= TASK STATEMENT =
Copy out each line of the material in which the word "according" appears.

= DATA LISTING =
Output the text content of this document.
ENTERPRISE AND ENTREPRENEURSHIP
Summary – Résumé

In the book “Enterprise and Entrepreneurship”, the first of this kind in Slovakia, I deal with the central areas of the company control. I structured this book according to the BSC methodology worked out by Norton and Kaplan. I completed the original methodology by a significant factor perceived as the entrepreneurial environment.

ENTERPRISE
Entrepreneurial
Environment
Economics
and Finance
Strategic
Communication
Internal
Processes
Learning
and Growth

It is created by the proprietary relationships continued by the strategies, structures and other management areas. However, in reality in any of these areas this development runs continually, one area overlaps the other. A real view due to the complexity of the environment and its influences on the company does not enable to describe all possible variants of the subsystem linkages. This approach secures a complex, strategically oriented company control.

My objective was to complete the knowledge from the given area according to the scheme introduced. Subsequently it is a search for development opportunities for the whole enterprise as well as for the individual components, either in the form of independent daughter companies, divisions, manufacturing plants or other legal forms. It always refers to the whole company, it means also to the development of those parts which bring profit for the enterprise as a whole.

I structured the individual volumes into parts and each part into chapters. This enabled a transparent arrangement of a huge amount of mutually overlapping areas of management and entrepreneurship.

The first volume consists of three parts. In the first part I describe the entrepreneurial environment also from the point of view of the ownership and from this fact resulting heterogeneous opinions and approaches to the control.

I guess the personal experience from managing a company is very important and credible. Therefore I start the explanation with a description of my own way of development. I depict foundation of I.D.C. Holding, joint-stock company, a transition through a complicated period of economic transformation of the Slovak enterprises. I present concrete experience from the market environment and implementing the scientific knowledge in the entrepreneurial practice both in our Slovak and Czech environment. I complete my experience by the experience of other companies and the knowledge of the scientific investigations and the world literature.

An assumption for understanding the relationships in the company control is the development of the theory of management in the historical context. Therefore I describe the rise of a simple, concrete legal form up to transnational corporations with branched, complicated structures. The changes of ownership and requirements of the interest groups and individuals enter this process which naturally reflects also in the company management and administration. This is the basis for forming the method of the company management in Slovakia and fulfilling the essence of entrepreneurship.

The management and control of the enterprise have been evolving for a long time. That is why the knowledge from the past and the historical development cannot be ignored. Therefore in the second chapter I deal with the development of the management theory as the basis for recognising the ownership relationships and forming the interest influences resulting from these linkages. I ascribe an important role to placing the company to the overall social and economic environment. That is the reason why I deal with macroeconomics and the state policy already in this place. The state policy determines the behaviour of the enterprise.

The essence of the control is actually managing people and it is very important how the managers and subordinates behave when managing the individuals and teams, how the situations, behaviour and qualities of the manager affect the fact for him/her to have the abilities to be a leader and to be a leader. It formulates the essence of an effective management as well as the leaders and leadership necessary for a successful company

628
---
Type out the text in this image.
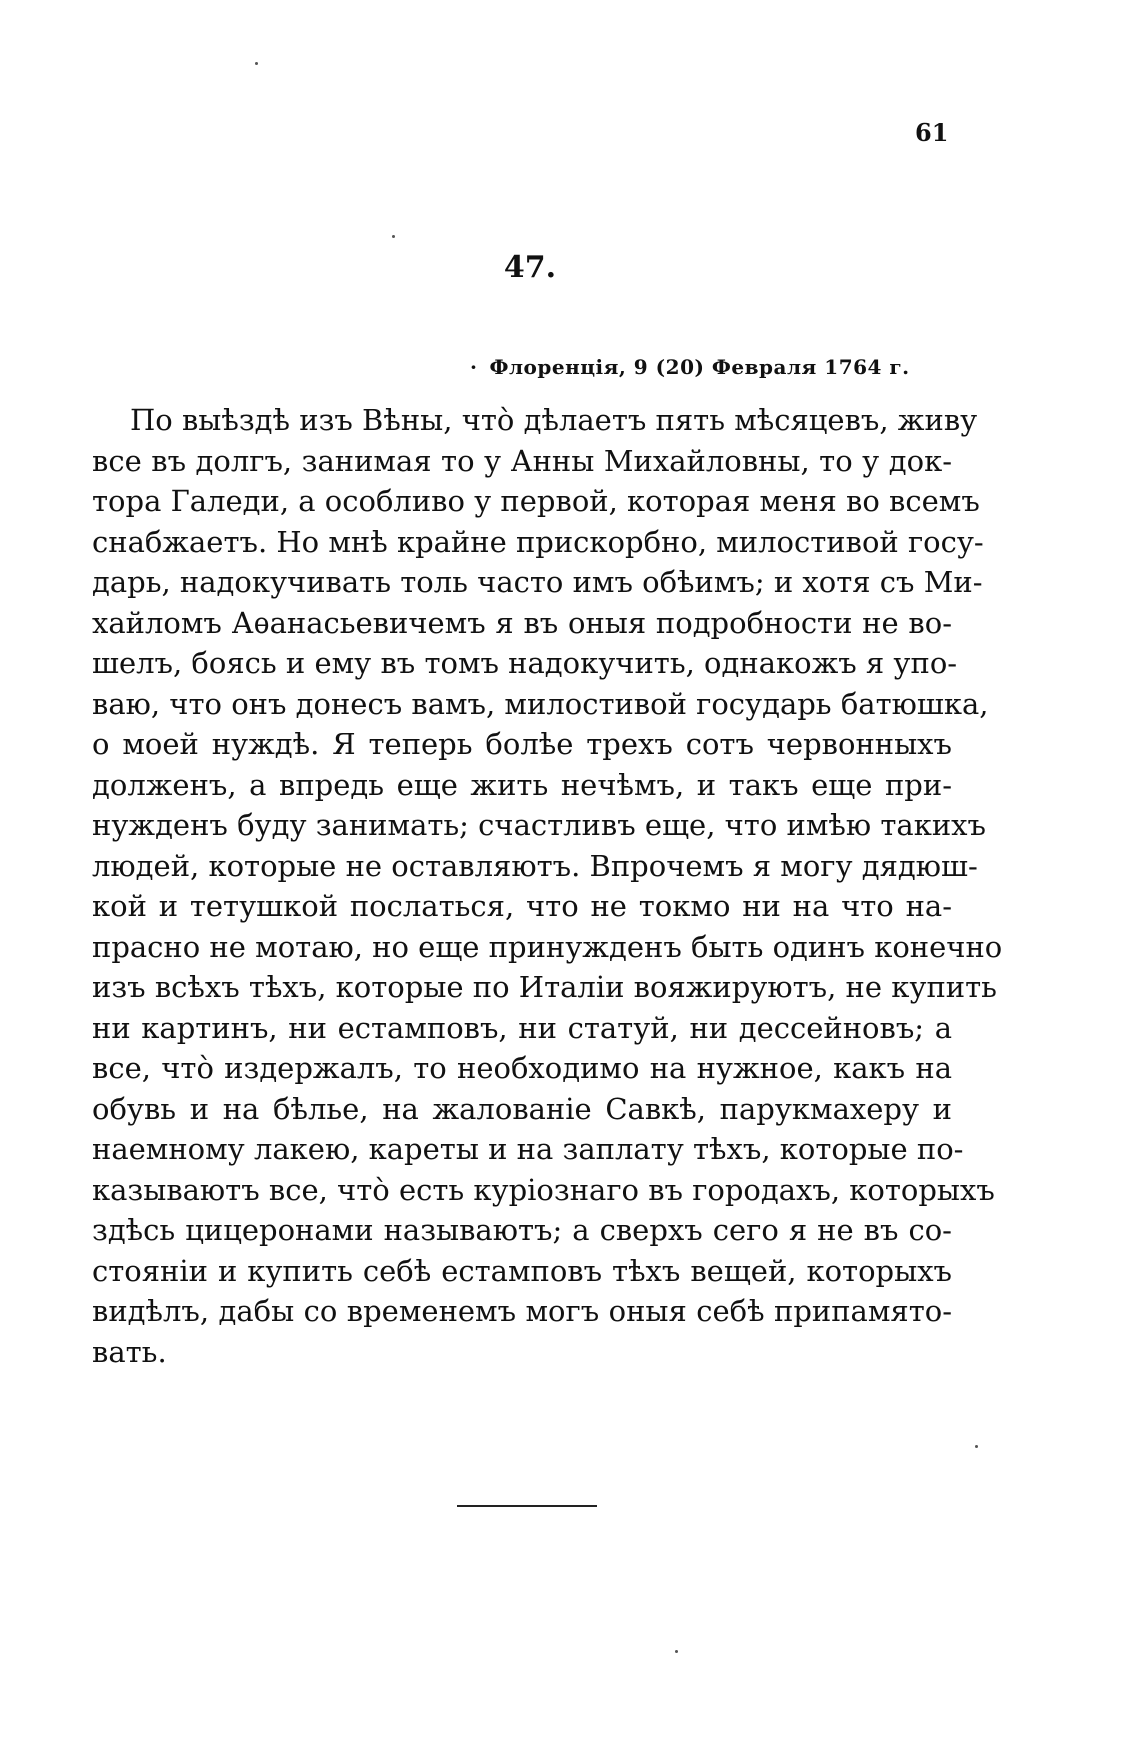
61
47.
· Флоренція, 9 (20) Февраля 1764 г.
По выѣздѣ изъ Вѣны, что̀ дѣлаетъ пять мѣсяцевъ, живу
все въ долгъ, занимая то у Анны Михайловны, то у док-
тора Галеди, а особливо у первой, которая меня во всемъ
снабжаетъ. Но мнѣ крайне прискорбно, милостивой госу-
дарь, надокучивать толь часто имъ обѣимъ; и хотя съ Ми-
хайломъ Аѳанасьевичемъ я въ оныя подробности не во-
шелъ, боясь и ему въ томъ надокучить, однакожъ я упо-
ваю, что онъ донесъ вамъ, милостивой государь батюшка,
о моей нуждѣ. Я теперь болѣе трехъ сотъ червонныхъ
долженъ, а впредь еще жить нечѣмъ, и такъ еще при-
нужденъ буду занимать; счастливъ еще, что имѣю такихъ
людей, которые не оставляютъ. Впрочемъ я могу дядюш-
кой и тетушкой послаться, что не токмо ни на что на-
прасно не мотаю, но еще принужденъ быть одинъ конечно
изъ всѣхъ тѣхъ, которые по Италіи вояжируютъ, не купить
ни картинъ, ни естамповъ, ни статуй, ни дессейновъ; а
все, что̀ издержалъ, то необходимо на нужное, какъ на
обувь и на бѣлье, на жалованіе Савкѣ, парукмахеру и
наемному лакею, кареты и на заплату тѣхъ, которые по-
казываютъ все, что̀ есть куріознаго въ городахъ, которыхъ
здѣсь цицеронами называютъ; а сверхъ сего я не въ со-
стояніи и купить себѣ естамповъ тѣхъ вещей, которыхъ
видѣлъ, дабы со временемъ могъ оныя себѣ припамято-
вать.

= ANSWER TO THE EXERCISE =
In the book “Enterprise and Entrepreneurship”, the first of this kind in Slovakia, I deal with the central areas of the company control. I structured this book according to the BSC methodology worked out by Norton and Kaplan. I completed the original methodology by a significant factor perceived as the entrepreneurial environment.
My objective was to complete the knowledge from the given area according to the scheme introduced. Subsequently it is a search for development opportunities for the whole enterprise as well as for the individual components, either in the form of independent daughter companies, divisions, manufacturing plants or other legal forms. It always refers to the whole company, it means also to the development of those parts which bring profit for the enterprise as a whole.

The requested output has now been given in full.